• _TO DO_
Every entry below must be repeated exactly; skip the pictures.

# START OF MATERIAL PROVIDED

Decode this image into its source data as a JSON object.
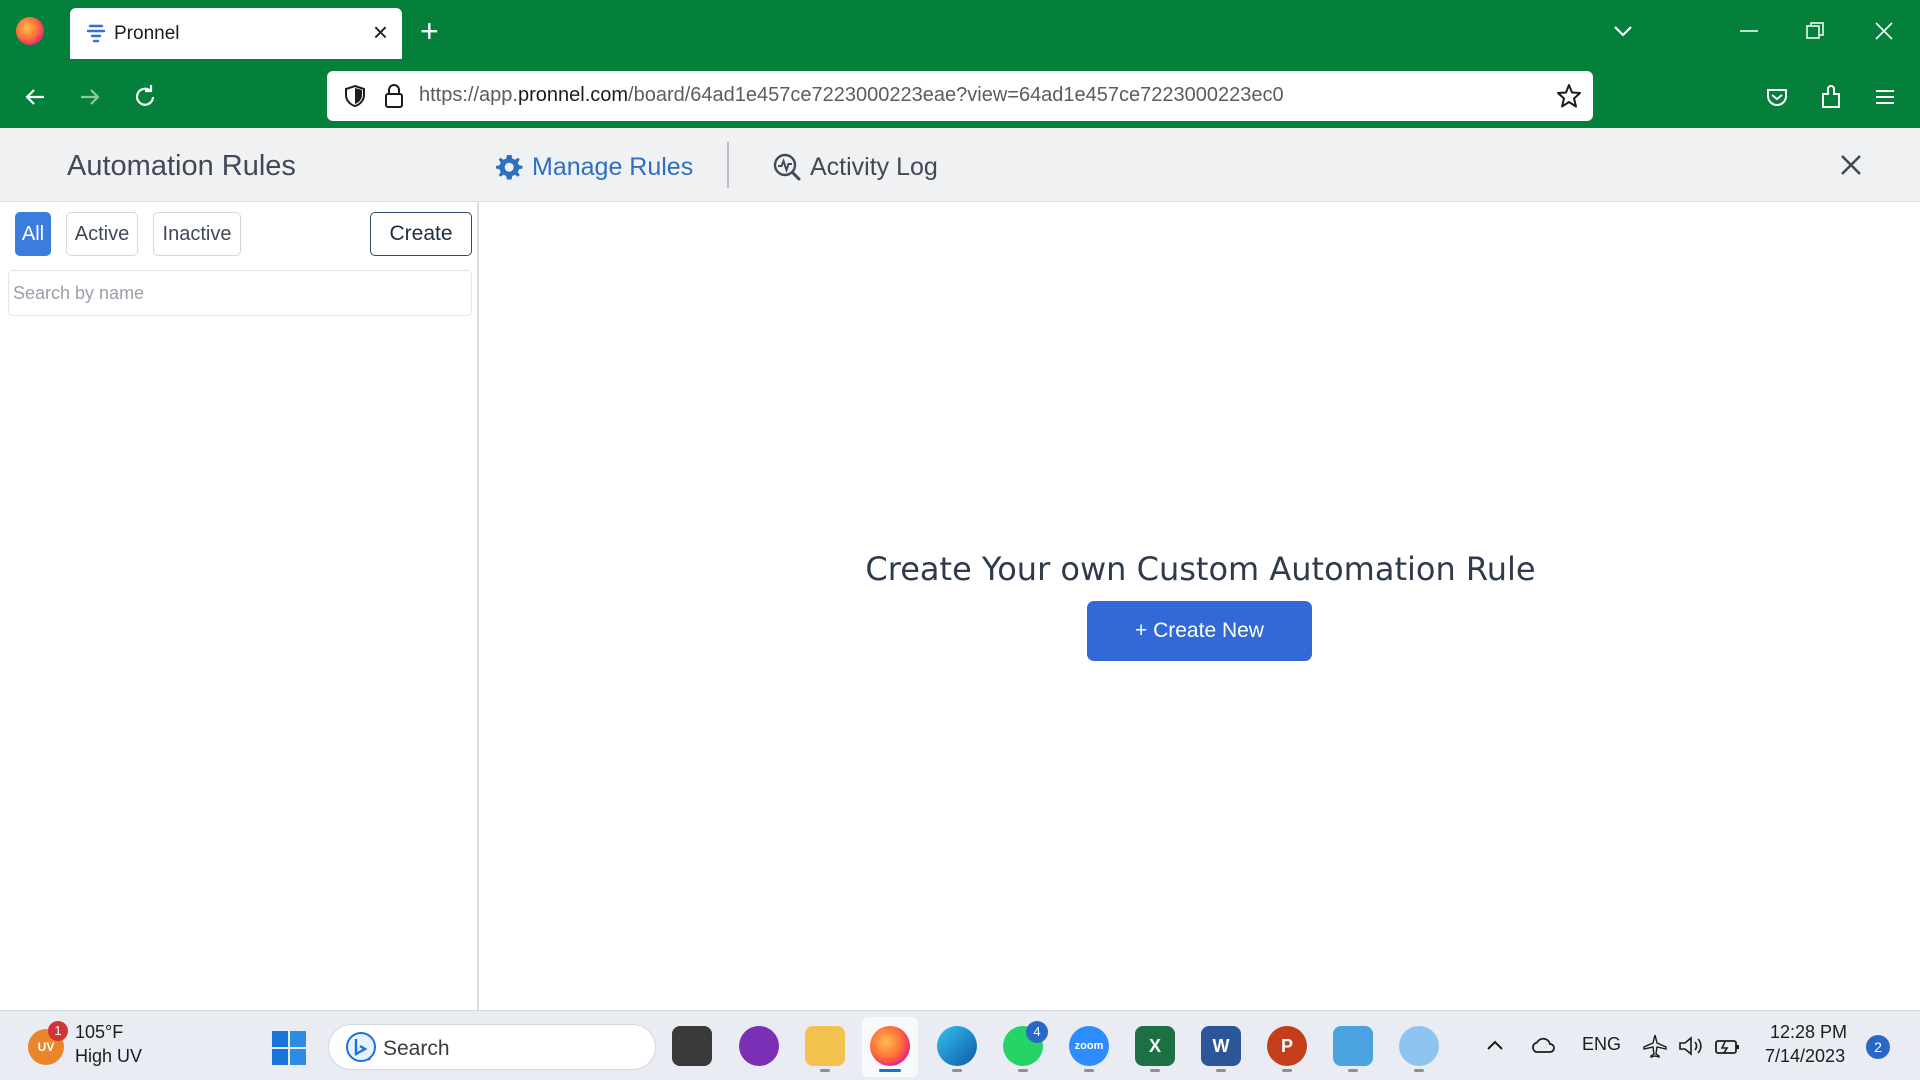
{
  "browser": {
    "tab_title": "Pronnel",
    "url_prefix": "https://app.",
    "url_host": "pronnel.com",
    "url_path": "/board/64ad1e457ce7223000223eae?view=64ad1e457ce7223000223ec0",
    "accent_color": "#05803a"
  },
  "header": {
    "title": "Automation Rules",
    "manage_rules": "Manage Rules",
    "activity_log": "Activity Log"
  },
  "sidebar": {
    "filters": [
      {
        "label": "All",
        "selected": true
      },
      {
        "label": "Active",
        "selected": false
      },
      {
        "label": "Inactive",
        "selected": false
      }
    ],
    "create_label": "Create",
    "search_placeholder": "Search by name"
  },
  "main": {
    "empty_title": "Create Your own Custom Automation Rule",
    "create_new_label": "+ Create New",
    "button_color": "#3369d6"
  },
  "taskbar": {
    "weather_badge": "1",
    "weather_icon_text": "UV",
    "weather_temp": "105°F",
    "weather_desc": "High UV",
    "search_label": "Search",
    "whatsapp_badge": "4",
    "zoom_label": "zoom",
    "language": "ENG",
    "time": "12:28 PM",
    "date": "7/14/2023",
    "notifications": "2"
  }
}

# END OF MATERIAL PROVIDED

• _TASK RESULT_
Decode this image into its source data as a JSON object.
{
  "browser": {
    "tab_title": "Pronnel",
    "url_prefix": "https://app.",
    "url_host": "pronnel.com",
    "url_path": "/board/64ad1e457ce7223000223eae?view=64ad1e457ce7223000223ec0",
    "accent_color": "#05803a"
  },
  "header": {
    "title": "Automation Rules",
    "manage_rules": "Manage Rules",
    "activity_log": "Activity Log"
  },
  "sidebar": {
    "filters": [
      {
        "label": "All",
        "selected": true
      },
      {
        "label": "Active",
        "selected": false
      },
      {
        "label": "Inactive",
        "selected": false
      }
    ],
    "create_label": "Create",
    "search_placeholder": "Search by name"
  },
  "main": {
    "empty_title": "Create Your own Custom Automation Rule",
    "create_new_label": "+ Create New",
    "button_color": "#3369d6"
  },
  "taskbar": {
    "weather_badge": "1",
    "weather_icon_text": "UV",
    "weather_temp": "105°F",
    "weather_desc": "High UV",
    "search_label": "Search",
    "whatsapp_badge": "4",
    "zoom_label": "zoom",
    "language": "ENG",
    "time": "12:28 PM",
    "date": "7/14/2023",
    "notifications": "2"
  }
}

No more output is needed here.